Treatment with CXCR4 antagonists mobilizes not only HSCs and LSCs but also immune cells that express CXCR4 [37, 38]. We found that most immune cell populations in the mouse BM expressed CXCR4 and hence were responsive to AMD3100, consistent with a previous report [37]. However, it should be noted that the effect of AMD3100 on immune cell trafficking and tissue relocation in recipients of allo-HCT is more complex than that in naïve mice, as both CXCR4 expression on immune cells and the production of its ligand CXCL12 may differ depending on the immune activation status and cytokine milieu [39, 40], and recipient immune cells are expected to be substantially eliminated and replaced by donor-derived immune cells. It is conceivable that treatment with CXCR4 antagonists will also affect donor-derived immune cells and hence GVHD. However, it should be noted that immune cells may express different types and/or levels of chemokine receptors depending on their activation status [40] and hence are simultaneously regulated by multiple chemokines. Nonetheless, our results did not identify any difference in the development of acute or chronic GVHD between allo-HCT recipients with and without AMD3100 treatment, indicating that transiently blocking the CXCL12/CXCR4 axis had no or minimal effects on GVHD. In support of our results, the addition of the CXCR4 antagonist plerixafor to chemotherapy [17, 18] or allo-HCT [41, 42] was also reported to be safe in patients with hematologic malignancies. Together, these studies support the safety of using CXCR4 antagonists in patients following allo-HCT.

CXCR4 antagonists dislodge not only leukemia cells but also HSCs/HPCs from the BM [26]. In congenic and syngeneic mouse models of myeloablative transplant, posttransplant administration of AMD3100 improved donor LSK cell engraftment in the BM and facilitated the recovery of donor blood cells [27]. However, posttransplant mobilization by CXCR4 antagonists failed to achieve a significant improvement in donor LSK cell engraftment or multilineage hematopoietic cell recovery, although a transient increase in neutrophils was observed in the PB following nonmyeloablative conditioning [28]. These studies suggest that blockade of CXCR4 may have a similar impact on recipient and donor cells following congenic or syngeneic transplantation and therefore could only significantly improve donor engraftment in myeloablative but not nonmyeloablative recipients. However, AMD3100 is expected to improve donor hematopoietic engraftment following nonmyeloablative allo-HCT because although AMD3100 mobilizes both recipient and donor HSCs/HPCs, the mobilized recipient cells will be selectively destroyed by alloreactive donor T cells. In support of this possibility, we found that treatment with AMD3100 significantly improved donor hematopoietic engraftment, as shown by the increased frequency and number of donor hematopoietic cells, including LSK cells, in the BM in mice following nonmyeloablative allo-HCT. In agreement with our results, AMD3100 treatment was also reported to facilitate neutrophil and platelet recovery in patients following allo-HCT [41].

## Tasks
A. In the text on CXCR4 antagonists after allo-HCT, translate this sentence into Spanish: "Together, these studies support the safety of using CXCR4 antagonists in patients following allo-HCT."
B. According to the text on CXCR4 antagonists after allo-HCT, what did AMD3100 treatment reportedly facilitate in patients following allo-HCT?
C. Extend the discussion of CXCR4 antagonists in allogeneic transplantation, beginning after its final sentence.

## Data section

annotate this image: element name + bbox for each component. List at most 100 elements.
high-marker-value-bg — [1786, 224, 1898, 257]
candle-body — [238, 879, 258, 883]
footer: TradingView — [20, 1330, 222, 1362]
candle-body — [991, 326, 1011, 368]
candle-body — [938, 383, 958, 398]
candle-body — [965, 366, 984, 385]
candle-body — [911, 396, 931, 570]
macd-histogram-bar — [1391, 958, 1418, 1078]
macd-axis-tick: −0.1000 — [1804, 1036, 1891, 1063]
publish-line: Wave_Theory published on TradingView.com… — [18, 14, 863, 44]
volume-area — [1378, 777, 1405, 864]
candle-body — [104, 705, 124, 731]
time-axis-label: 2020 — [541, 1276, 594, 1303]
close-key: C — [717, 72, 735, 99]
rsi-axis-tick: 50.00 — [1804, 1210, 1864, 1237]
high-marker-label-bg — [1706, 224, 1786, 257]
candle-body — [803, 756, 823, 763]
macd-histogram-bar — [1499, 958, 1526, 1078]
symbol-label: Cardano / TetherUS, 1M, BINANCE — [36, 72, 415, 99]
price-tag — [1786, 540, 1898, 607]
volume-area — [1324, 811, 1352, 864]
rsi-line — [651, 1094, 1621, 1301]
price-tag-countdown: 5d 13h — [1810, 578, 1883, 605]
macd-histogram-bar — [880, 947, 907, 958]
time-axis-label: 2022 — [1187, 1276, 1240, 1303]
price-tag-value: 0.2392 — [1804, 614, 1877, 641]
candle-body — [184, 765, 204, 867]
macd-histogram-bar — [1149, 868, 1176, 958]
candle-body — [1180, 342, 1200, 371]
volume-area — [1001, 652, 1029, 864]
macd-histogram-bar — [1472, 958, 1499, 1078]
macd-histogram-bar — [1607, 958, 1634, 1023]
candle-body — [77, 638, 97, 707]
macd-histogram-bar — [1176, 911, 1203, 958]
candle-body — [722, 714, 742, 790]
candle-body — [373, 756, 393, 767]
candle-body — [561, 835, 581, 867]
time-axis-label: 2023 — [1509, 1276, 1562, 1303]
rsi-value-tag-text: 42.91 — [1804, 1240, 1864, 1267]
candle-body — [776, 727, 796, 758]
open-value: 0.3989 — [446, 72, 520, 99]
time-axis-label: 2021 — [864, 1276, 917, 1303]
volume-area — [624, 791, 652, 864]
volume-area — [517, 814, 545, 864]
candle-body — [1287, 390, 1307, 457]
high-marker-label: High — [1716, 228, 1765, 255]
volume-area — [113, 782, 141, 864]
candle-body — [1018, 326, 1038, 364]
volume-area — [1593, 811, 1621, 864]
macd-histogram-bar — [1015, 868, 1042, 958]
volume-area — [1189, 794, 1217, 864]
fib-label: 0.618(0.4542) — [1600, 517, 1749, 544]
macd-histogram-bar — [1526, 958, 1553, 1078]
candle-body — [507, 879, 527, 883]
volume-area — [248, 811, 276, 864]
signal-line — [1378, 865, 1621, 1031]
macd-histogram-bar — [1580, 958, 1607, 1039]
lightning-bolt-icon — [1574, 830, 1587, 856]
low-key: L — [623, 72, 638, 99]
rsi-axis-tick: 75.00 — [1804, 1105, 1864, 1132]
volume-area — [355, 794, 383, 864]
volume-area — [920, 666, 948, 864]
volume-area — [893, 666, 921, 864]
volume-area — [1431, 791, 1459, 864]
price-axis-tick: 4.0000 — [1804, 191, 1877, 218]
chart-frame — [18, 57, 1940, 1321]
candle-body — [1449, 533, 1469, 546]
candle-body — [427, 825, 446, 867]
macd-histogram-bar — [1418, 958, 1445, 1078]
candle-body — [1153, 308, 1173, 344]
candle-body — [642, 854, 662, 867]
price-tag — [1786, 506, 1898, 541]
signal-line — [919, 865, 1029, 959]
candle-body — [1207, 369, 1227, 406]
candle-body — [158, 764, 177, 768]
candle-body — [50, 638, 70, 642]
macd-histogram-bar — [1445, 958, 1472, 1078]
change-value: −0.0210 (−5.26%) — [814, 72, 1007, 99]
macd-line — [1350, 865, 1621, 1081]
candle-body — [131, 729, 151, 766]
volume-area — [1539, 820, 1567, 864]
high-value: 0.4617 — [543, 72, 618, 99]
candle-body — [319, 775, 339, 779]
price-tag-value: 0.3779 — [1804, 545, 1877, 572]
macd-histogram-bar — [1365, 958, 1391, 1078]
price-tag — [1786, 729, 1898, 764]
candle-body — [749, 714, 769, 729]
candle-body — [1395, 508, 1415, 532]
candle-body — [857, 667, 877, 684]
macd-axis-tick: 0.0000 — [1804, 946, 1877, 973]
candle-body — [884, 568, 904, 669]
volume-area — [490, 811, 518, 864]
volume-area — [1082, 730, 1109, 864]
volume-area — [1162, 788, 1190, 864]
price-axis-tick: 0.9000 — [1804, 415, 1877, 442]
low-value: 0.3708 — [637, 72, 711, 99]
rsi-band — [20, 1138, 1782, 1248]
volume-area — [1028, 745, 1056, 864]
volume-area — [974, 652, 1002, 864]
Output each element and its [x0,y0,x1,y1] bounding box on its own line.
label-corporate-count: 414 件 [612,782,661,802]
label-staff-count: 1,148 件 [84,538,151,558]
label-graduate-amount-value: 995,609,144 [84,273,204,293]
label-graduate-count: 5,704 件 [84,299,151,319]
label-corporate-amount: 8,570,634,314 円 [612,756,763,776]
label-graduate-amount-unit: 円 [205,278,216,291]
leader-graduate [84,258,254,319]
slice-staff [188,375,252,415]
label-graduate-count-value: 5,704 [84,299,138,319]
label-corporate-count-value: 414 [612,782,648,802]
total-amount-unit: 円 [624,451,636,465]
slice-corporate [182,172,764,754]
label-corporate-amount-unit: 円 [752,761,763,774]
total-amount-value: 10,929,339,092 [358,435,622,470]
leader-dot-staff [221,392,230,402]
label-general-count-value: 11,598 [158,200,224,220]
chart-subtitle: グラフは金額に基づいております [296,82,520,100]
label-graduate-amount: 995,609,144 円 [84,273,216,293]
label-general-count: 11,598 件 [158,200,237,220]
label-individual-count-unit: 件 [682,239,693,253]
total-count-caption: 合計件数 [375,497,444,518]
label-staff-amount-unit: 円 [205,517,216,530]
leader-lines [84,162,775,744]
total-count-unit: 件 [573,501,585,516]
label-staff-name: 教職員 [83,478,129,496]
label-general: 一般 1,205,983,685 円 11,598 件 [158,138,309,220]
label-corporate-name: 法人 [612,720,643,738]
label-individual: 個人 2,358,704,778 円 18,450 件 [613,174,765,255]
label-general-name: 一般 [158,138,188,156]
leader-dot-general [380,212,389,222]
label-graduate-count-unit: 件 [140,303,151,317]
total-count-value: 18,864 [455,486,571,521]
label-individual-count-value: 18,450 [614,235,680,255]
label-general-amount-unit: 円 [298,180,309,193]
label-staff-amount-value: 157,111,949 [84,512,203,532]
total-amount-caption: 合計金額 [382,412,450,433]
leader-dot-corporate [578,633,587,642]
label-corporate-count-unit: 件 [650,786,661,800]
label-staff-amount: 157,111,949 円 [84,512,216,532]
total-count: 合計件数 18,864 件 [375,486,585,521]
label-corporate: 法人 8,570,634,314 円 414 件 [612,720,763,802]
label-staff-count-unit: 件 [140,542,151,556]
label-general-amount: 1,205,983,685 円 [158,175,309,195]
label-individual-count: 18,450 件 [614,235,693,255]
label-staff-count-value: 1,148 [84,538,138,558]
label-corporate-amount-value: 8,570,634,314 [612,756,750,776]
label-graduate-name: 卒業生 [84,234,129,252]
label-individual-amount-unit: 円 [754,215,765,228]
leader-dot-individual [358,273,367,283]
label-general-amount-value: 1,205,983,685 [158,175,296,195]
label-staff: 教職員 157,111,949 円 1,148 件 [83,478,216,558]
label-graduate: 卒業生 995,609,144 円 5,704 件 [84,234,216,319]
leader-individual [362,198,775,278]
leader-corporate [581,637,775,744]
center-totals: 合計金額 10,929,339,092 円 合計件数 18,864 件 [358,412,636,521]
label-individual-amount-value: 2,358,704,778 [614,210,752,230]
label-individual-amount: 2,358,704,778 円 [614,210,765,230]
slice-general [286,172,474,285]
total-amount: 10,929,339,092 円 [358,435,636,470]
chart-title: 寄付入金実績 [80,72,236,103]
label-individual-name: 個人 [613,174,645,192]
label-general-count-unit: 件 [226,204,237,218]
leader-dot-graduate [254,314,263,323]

## Answers
A. En conjunto, estos estudios respaldan la seguridad del uso de antagonistas de CXCR4 en pacientes tras un allo-HCT.

B. Neutrophil and platelet recovery.

C.
We have shown that posttransplant treatment with AMD3100 is highly effective in certain patients in whom leukemia cells can be efficiently eliminated in the periphery after being mobilized from the BM, i.e., in recipients with a low leukemia burden in the periphery and ongoing GVL responses. Therefore, AMD3100 in combination with donor lymphocyte infusion (DLI) offers a potential therapy for leukemia patients with early-stage relapse. AMD3100 may also be used as a preemptive treatment in patients with high-risk diseases or MRD positivity after allo-HCT with or without DLI when immunosuppressants are withdrawn to prevent disease relapse. However, for patients with a high leukemia burden, preconditioning or bridging therapy to reduce the leukemia burden is likely to be necessary prior to combination therapy with allo-HCT and AMD3100. In addition, this study did not test other mobilization drugs that are also capable of mobilizing HSCs and LSCs, affecting donor engraftment, and altering immune responses [43]. Granulocyte colony-stimulating factor (G-CSF) is the most widely used agent for HSC mobilization in the clinic. G-CSF mobilizes not only HSCs from the BM but also leukemia cells and has been used to treat patients with leukemia [44, 45]. Posttransplant treatment with G-CSF facilitates the engraftment and recovery of donor cells [46, 47]. G-CSF also induces immune tolerance when used in HSC mobilization of allo-HCT [24, 48]. However, further studies are needed to determine whether posttransplant treatment with different mobilization drugs may lead to different outcomes or mediate different effects depending on the stage of disease or type of leukemia.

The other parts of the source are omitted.